*TO BE DONE:* Report, as a bare number, how many lines of the material below contain the word "Relationships".

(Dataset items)
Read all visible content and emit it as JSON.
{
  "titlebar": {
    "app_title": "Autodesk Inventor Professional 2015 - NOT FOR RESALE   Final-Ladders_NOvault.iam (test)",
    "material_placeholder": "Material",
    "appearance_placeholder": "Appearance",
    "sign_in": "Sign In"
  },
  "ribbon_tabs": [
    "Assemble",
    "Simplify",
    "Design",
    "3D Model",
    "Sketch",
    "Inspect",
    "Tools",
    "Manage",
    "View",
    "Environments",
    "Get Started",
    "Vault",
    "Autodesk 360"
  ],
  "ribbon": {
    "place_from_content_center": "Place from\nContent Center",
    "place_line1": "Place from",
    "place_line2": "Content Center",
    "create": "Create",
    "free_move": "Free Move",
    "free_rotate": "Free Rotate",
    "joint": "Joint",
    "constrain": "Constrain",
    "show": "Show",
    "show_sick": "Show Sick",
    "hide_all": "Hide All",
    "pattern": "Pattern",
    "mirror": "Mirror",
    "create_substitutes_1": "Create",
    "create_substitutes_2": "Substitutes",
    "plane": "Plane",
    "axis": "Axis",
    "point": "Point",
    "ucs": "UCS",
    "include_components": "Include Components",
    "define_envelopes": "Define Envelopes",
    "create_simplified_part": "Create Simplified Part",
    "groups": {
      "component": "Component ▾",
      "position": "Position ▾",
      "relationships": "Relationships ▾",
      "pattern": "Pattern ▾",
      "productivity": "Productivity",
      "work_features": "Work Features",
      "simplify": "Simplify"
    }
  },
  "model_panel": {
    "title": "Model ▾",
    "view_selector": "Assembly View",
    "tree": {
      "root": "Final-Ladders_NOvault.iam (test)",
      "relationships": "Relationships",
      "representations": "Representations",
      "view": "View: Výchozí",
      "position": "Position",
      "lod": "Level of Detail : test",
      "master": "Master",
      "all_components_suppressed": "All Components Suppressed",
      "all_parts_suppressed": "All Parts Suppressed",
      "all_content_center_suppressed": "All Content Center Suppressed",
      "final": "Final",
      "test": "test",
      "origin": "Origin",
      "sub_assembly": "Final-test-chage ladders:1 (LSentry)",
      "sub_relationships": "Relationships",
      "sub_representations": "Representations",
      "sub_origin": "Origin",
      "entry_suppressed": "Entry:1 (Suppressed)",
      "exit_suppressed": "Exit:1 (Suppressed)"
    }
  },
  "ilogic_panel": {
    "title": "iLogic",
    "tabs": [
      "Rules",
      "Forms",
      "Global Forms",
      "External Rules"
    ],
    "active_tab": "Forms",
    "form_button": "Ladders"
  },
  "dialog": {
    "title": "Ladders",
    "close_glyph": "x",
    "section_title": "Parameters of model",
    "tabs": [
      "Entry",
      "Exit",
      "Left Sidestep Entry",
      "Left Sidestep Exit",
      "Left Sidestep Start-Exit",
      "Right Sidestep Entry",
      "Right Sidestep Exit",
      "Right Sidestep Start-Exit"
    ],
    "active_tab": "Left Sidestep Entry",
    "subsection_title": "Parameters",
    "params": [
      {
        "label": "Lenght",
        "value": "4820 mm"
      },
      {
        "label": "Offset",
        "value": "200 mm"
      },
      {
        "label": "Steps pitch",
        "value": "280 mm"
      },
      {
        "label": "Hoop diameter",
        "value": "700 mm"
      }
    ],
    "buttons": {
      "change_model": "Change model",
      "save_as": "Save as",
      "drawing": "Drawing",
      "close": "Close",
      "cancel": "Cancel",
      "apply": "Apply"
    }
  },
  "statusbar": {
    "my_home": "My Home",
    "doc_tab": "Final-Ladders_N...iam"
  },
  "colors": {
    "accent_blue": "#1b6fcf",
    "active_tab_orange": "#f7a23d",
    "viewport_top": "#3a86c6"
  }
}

*WRITTEN RESPONSE:* 3